Given request :: Your task is to retype each line of the data below exactly.

Dataset entries ::
=-=-=-=-=
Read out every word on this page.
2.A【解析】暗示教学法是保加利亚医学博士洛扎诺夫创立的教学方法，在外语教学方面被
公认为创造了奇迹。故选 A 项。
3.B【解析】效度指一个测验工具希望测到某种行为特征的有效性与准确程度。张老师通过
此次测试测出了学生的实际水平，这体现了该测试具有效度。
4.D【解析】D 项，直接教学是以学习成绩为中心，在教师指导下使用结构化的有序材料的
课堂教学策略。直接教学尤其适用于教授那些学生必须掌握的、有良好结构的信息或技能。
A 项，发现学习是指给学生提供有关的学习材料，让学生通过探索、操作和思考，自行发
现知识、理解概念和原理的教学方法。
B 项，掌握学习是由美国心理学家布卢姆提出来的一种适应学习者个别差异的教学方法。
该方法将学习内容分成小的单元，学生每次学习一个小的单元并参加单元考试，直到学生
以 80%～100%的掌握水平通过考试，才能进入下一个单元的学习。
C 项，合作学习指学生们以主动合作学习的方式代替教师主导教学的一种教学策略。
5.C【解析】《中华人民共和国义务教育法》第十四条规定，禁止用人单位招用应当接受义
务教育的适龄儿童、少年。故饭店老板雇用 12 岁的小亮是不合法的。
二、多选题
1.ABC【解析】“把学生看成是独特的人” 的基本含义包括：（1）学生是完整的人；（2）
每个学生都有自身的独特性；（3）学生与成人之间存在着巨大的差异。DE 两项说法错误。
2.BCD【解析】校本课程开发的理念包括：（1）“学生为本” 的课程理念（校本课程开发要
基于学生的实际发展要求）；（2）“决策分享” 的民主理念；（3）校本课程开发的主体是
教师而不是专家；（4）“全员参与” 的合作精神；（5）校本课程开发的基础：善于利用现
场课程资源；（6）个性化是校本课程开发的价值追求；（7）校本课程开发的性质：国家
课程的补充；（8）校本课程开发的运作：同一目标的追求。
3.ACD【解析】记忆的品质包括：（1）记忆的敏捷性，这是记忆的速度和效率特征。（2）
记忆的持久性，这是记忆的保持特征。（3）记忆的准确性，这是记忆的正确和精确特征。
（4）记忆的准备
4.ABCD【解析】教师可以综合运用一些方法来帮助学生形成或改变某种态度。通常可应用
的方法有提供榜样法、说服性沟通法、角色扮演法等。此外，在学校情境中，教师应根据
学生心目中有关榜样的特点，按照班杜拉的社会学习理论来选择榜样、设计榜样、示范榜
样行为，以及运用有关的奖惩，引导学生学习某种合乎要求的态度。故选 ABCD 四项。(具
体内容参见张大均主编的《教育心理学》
=-=-=-=-=
The result ::
Read out every word on this page.
2.A【解析】暗示教学法是保加利亚医学博士洛扎诺夫创立的教学方法，在外语教学方面被
公认为创造了奇迹。故选 A 项。
3.B【解析】效度指一个测验工具希望测到某种行为特征的有效性与准确程度。张老师通过
此次测试测出了学生的实际水平，这体现了该测试具有效度。
4.D【解析】D 项，直接教学是以学习成绩为中心，在教师指导下使用结构化的有序材料的
课堂教学策略。直接教学尤其适用于教授那些学生必须掌握的、有良好结构的信息或技能。
A 项，发现学习是指给学生提供有关的学习材料，让学生通过探索、操作和思考，自行发
现知识、理解概念和原理的教学方法。
B 项，掌握学习是由美国心理学家布卢姆提出来的一种适应学习者个别差异的教学方法。
该方法将学习内容分成小的单元，学生每次学习一个小的单元并参加单元考试，直到学生
以 80%～100%的掌握水平通过考试，才能进入下一个单元的学习。
C 项，合作学习指学生们以主动合作学习的方式代替教师主导教学的一种教学策略。
5.C【解析】《中华人民共和国义务教育法》第十四条规定，禁止用人单位招用应当接受义
务教育的适龄儿童、少年。故饭店老板雇用 12 岁的小亮是不合法的。
二、多选题
1.ABC【解析】“把学生看成是独特的人” 的基本含义包括：（1）学生是完整的人；（2）
每个学生都有自身的独特性；（3）学生与成人之间存在着巨大的差异。DE 两项说法错误。
2.BCD【解析】校本课程开发的理念包括：（1）“学生为本” 的课程理念（校本课程开发要
基于学生的实际发展要求）；（2）“决策分享” 的民主理念；（3）校本课程开发的主体是
教师而不是专家；（4）“全员参与” 的合作精神；（5）校本课程开发的基础：善于利用现
场课程资源；（6）个性化是校本课程开发的价值追求；（7）校本课程开发的性质：国家
课程的补充；（8）校本课程开发的运作：同一目标的追求。
3.ACD【解析】记忆的品质包括：（1）记忆的敏捷性，这是记忆的速度和效率特征。（2）
记忆的持久性，这是记忆的保持特征。（3）记忆的准确性，这是记忆的正确和精确特征。
（4）记忆的准备
4.ABCD【解析】教师可以综合运用一些方法来帮助学生形成或改变某种态度。通常可应用
的方法有提供榜样法、说服性沟通法、角色扮演法等。此外，在学校情境中，教师应根据
学生心目中有关榜样的特点，按照班杜拉的社会学习理论来选择榜样、设计榜样、示范榜
样行为，以及运用有关的奖惩，引导学生学习某种合乎要求的态度。故选 ABCD 四项。(具
体内容参见张大均主编的《教育心理学》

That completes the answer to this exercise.